Your task: In the entries below, find every line with "from" and copy it.

[START Stored data]

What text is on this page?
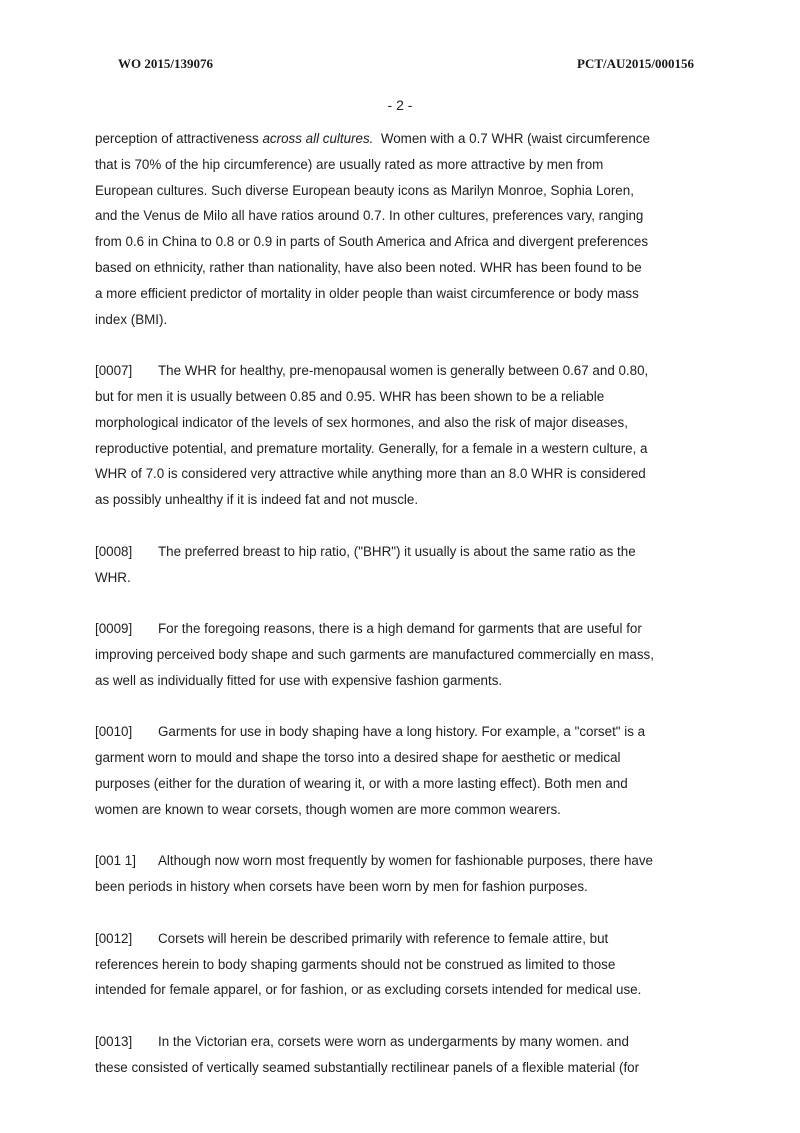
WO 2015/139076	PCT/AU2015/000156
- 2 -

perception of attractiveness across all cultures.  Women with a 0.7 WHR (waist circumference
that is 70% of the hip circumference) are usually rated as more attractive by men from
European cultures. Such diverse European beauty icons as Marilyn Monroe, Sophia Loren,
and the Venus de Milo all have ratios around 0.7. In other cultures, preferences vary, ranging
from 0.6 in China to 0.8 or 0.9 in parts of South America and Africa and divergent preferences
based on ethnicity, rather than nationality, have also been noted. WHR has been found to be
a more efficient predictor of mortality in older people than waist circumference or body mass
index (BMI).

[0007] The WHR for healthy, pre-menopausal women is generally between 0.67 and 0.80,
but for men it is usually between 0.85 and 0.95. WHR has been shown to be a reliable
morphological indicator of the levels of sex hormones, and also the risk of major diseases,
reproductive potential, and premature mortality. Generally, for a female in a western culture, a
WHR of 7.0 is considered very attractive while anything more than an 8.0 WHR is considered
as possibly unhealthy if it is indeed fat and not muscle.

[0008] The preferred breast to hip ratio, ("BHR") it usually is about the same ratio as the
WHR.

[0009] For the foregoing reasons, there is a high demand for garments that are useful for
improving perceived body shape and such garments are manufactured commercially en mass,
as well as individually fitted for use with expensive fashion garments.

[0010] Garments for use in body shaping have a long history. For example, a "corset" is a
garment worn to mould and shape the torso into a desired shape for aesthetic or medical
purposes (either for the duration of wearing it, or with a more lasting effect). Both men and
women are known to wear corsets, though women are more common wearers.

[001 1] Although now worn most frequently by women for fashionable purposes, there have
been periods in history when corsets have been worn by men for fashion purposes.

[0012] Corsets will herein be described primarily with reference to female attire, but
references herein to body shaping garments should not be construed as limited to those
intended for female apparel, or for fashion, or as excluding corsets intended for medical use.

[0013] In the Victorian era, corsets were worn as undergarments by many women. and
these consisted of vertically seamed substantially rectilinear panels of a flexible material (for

[END Stored data]

The completed task:
that is 70% of the hip circumference) are usually rated as more attractive by men from
from 0.6 in China to 0.8 or 0.9 in parts of South America and Africa and divergent preferences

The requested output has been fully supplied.